__Exercise task__.
Transcribe the records that follow, preserving every word.

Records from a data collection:
..............................
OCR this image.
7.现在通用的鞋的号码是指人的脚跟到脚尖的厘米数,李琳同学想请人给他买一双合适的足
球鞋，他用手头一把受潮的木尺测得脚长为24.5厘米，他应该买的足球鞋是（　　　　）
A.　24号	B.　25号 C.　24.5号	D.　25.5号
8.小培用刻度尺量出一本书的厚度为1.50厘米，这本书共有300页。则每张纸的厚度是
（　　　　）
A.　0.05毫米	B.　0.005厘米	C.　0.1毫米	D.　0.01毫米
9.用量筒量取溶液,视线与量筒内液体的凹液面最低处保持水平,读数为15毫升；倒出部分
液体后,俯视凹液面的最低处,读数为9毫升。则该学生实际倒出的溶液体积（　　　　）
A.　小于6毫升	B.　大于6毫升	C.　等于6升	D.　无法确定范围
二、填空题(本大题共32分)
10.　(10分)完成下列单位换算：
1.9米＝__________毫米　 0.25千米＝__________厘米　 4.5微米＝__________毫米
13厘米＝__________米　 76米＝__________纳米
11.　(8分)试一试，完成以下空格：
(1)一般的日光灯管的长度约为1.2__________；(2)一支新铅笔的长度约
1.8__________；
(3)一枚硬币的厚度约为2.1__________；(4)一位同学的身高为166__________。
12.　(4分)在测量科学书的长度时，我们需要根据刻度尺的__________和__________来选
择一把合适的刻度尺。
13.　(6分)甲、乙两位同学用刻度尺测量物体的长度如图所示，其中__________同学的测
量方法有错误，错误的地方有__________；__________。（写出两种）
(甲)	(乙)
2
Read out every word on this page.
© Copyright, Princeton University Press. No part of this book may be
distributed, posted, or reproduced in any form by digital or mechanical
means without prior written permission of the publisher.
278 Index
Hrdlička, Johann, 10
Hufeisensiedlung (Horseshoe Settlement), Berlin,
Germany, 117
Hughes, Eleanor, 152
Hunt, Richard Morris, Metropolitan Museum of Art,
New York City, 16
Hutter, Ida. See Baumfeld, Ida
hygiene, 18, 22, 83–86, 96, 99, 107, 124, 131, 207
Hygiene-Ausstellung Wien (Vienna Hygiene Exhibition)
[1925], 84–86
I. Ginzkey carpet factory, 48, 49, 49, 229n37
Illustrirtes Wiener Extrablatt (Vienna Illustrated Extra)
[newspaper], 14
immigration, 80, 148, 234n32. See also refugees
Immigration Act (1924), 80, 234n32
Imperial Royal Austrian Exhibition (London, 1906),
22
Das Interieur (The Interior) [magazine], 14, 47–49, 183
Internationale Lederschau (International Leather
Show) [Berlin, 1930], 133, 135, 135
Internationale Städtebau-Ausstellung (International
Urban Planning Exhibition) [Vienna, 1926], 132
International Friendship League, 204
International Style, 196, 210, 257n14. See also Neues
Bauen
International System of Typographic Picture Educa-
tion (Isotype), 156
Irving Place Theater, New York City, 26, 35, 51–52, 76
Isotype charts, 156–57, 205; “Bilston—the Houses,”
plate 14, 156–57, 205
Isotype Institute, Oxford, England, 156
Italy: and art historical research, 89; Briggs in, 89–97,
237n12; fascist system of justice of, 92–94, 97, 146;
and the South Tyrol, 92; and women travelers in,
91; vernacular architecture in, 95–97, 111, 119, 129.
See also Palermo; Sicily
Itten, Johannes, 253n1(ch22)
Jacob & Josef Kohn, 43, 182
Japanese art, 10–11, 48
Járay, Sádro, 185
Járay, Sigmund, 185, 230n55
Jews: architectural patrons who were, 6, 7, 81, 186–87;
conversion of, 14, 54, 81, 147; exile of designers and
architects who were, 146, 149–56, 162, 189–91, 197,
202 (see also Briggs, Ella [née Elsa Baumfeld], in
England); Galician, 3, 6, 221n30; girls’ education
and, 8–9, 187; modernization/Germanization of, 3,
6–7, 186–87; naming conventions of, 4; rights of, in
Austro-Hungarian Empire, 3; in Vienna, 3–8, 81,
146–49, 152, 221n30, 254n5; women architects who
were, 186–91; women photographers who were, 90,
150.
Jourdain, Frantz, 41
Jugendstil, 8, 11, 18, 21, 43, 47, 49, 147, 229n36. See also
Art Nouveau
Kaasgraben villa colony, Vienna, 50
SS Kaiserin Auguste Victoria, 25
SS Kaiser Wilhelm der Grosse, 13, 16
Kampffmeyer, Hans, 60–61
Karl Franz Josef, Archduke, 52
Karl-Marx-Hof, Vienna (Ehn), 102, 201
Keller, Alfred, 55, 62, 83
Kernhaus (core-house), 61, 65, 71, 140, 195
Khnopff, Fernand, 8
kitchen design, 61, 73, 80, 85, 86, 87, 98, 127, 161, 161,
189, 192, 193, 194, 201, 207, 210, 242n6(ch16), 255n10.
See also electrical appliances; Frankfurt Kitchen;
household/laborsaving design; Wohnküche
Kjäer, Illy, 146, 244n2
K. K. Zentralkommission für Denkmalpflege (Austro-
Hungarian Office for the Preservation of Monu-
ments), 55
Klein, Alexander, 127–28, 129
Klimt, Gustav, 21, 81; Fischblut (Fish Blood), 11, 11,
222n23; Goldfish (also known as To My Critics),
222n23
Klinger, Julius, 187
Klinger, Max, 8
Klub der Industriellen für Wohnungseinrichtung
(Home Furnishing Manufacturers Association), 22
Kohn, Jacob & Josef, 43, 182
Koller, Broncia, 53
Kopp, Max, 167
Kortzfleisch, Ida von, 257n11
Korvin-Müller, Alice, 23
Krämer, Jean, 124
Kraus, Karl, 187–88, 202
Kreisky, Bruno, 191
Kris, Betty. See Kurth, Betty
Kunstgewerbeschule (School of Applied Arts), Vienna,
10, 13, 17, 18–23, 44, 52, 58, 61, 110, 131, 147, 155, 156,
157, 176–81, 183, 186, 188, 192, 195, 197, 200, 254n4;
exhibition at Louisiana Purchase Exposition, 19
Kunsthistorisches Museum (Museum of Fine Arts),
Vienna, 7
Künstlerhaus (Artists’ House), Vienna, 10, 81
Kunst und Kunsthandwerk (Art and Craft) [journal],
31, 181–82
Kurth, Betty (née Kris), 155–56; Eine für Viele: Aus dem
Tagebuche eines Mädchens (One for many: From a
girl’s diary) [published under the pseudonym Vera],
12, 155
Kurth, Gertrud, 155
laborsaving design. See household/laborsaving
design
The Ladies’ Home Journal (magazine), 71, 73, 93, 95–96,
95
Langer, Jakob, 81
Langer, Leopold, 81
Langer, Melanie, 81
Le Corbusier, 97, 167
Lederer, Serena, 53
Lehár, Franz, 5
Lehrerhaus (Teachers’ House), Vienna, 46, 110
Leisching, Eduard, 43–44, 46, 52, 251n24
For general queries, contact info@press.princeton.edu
..............................
__Task solution__.
OCR this image.
7.现在通用的鞋的号码是指人的脚跟到脚尖的厘米数,李琳同学想请人给他买一双合适的足
球鞋，他用手头一把受潮的木尺测得脚长为24.5厘米，他应该买的足球鞋是（　　　　）
A.　24号	B.　25号 C.　24.5号	D.　25.5号
8.小培用刻度尺量出一本书的厚度为1.50厘米，这本书共有300页。则每张纸的厚度是
（　　　　）
A.　0.05毫米	B.　0.005厘米	C.　0.1毫米	D.　0.01毫米
9.用量筒量取溶液,视线与量筒内液体的凹液面最低处保持水平,读数为15毫升；倒出部分
液体后,俯视凹液面的最低处,读数为9毫升。则该学生实际倒出的溶液体积（　　　　）
A.　小于6毫升	B.　大于6毫升	C.　等于6升	D.　无法确定范围
二、填空题(本大题共32分)
10.　(10分)完成下列单位换算：
1.9米＝__________毫米　 0.25千米＝__________厘米　 4.5微米＝__________毫米
13厘米＝__________米　 76米＝__________纳米
11.　(8分)试一试，完成以下空格：
(1)一般的日光灯管的长度约为1.2__________；(2)一支新铅笔的长度约
1.8__________；
(3)一枚硬币的厚度约为2.1__________；(4)一位同学的身高为166__________。
12.　(4分)在测量科学书的长度时，我们需要根据刻度尺的__________和__________来选
择一把合适的刻度尺。
13.　(6分)甲、乙两位同学用刻度尺测量物体的长度如图所示，其中__________同学的测
量方法有错误，错误的地方有__________；__________。（写出两种）
(甲)	(乙)
2
Read out every word on this page.
© Copyright, Princeton University Press. No part of this book may be
distributed, posted, or reproduced in any form by digital or mechanical
means without prior written permission of the publisher.
278 Index
Hrdlička, Johann, 10
Hufeisensiedlung (Horseshoe Settlement), Berlin,
Germany, 117
Hughes, Eleanor, 152
Hunt, Richard Morris, Metropolitan Museum of Art,
New York City, 16
Hutter, Ida. See Baumfeld, Ida
hygiene, 18, 22, 83–86, 96, 99, 107, 124, 131, 207
Hygiene-Ausstellung Wien (Vienna Hygiene Exhibition)
[1925], 84–86
I. Ginzkey carpet factory, 48, 49, 49, 229n37
Illustrirtes Wiener Extrablatt (Vienna Illustrated Extra)
[newspaper], 14
immigration, 80, 148, 234n32. See also refugees
Immigration Act (1924), 80, 234n32
Imperial Royal Austrian Exhibition (London, 1906),
22
Das Interieur (The Interior) [magazine], 14, 47–49, 183
Internationale Lederschau (International Leather
Show) [Berlin, 1930], 133, 135, 135
Internationale Städtebau-Ausstellung (International
Urban Planning Exhibition) [Vienna, 1926], 132
International Friendship League, 204
International Style, 196, 210, 257n14. See also Neues
Bauen
International System of Typographic Picture Educa-
tion (Isotype), 156
Irving Place Theater, New York City, 26, 35, 51–52, 76
Isotype charts, 156–57, 205; “Bilston—the Houses,”
plate 14, 156–57, 205
Isotype Institute, Oxford, England, 156
Italy: and art historical research, 89; Briggs in, 89–97,
237n12; fascist system of justice of, 92–94, 97, 146;
and the South Tyrol, 92; and women travelers in,
91; vernacular architecture in, 95–97, 111, 119, 129.
See also Palermo; Sicily
Itten, Johannes, 253n1(ch22)
Jacob & Josef Kohn, 43, 182
Japanese art, 10–11, 48
Járay, Sádro, 185
Járay, Sigmund, 185, 230n55
Jews: architectural patrons who were, 6, 7, 81, 186–87;
conversion of, 14, 54, 81, 147; exile of designers and
architects who were, 146, 149–56, 162, 189–91, 197,
202 (see also Briggs, Ella [née Elsa Baumfeld], in
England); Galician, 3, 6, 221n30; girls’ education
and, 8–9, 187; modernization/Germanization of, 3,
6–7, 186–87; naming conventions of, 4; rights of, in
Austro-Hungarian Empire, 3; in Vienna, 3–8, 81,
146–49, 152, 221n30, 254n5; women architects who
were, 186–91; women photographers who were, 90,
150.
Jourdain, Frantz, 41
Jugendstil, 8, 11, 18, 21, 43, 47, 49, 147, 229n36. See also
Art Nouveau
Kaasgraben villa colony, Vienna, 50
SS Kaiserin Auguste Victoria, 25
SS Kaiser Wilhelm der Grosse, 13, 16
Kampffmeyer, Hans, 60–61
Karl Franz Josef, Archduke, 52
Karl-Marx-Hof, Vienna (Ehn), 102, 201
Keller, Alfred, 55, 62, 83
Kernhaus (core-house), 61, 65, 71, 140, 195
Khnopff, Fernand, 8
kitchen design, 61, 73, 80, 85, 86, 87, 98, 127, 161, 161,
189, 192, 193, 194, 201, 207, 210, 242n6(ch16), 255n10.
See also electrical appliances; Frankfurt Kitchen;
household/laborsaving design; Wohnküche
Kjäer, Illy, 146, 244n2
K. K. Zentralkommission für Denkmalpflege (Austro-
Hungarian Office for the Preservation of Monu-
ments), 55
Klein, Alexander, 127–28, 129
Klimt, Gustav, 21, 81; Fischblut (Fish Blood), 11, 11,
222n23; Goldfish (also known as To My Critics),
222n23
Klinger, Julius, 187
Klinger, Max, 8
Klub der Industriellen für Wohnungseinrichtung
(Home Furnishing Manufacturers Association), 22
Kohn, Jacob & Josef, 43, 182
Koller, Broncia, 53
Kopp, Max, 167
Kortzfleisch, Ida von, 257n11
Korvin-Müller, Alice, 23
Krämer, Jean, 124
Kraus, Karl, 187–88, 202
Kreisky, Bruno, 191
Kris, Betty. See Kurth, Betty
Kunstgewerbeschule (School of Applied Arts), Vienna,
10, 13, 17, 18–23, 44, 52, 58, 61, 110, 131, 147, 155, 156,
157, 176–81, 183, 186, 188, 192, 195, 197, 200, 254n4;
exhibition at Louisiana Purchase Exposition, 19
Kunsthistorisches Museum (Museum of Fine Arts),
Vienna, 7
Künstlerhaus (Artists’ House), Vienna, 10, 81
Kunst und Kunsthandwerk (Art and Craft) [journal],
31, 181–82
Kurth, Betty (née Kris), 155–56; Eine für Viele: Aus dem
Tagebuche eines Mädchens (One for many: From a
girl’s diary) [published under the pseudonym Vera],
12, 155
Kurth, Gertrud, 155
laborsaving design. See household/laborsaving
design
The Ladies’ Home Journal (magazine), 71, 73, 93, 95–96,
95
Langer, Jakob, 81
Langer, Leopold, 81
Langer, Melanie, 81
Le Corbusier, 97, 167
Lederer, Serena, 53
Lehár, Franz, 5
Lehrerhaus (Teachers’ House), Vienna, 46, 110
Leisching, Eduard, 43–44, 46, 52, 251n24
For general queries, contact info@press.princeton.edu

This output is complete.